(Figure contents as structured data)
__________________________________________________

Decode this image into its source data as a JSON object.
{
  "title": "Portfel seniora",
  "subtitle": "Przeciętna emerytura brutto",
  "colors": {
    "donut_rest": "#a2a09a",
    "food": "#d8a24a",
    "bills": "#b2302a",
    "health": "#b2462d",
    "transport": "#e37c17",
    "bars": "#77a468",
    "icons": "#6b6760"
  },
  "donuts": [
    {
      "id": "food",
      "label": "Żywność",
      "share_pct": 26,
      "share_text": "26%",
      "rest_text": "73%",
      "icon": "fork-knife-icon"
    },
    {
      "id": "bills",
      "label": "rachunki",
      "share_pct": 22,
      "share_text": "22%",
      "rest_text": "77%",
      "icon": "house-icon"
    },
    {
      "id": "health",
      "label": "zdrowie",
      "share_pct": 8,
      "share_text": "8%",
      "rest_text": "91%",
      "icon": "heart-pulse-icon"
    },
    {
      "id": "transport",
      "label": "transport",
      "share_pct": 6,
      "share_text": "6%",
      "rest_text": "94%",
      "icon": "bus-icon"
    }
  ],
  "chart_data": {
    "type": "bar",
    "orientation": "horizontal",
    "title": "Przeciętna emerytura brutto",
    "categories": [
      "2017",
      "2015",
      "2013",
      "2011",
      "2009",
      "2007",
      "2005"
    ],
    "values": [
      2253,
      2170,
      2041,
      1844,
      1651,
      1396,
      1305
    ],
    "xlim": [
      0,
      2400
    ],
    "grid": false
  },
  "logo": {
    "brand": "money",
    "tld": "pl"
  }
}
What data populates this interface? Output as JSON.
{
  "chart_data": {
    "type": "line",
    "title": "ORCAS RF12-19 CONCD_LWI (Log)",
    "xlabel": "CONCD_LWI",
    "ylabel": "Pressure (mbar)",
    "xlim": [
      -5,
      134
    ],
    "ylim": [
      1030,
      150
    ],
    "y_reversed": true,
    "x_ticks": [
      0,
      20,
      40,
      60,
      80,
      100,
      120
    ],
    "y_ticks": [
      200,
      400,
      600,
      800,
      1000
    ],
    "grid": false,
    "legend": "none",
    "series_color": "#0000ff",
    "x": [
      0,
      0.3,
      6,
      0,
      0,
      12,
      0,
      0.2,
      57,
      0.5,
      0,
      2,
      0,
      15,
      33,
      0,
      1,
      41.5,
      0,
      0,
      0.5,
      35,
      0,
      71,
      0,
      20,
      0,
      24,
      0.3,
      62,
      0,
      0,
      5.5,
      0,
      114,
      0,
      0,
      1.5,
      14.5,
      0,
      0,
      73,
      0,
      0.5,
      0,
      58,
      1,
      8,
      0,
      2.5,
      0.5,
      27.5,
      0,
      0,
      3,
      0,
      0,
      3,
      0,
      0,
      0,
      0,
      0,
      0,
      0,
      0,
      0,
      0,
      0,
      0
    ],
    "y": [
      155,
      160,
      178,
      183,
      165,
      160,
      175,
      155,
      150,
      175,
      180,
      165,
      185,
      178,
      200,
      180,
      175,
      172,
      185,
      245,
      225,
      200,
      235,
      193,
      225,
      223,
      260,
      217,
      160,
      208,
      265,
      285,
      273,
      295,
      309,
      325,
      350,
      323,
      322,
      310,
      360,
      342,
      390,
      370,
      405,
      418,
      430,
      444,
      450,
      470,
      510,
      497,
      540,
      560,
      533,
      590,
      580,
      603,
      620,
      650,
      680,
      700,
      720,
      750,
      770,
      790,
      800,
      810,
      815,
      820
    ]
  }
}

__________________________________________________

### Task prompt
Only lines with the word "brutto" should be collected from the material.

### Correct result
  "subtitle": "Przeciętna emerytura brutto",
    "title": "Przeciętna emerytura brutto",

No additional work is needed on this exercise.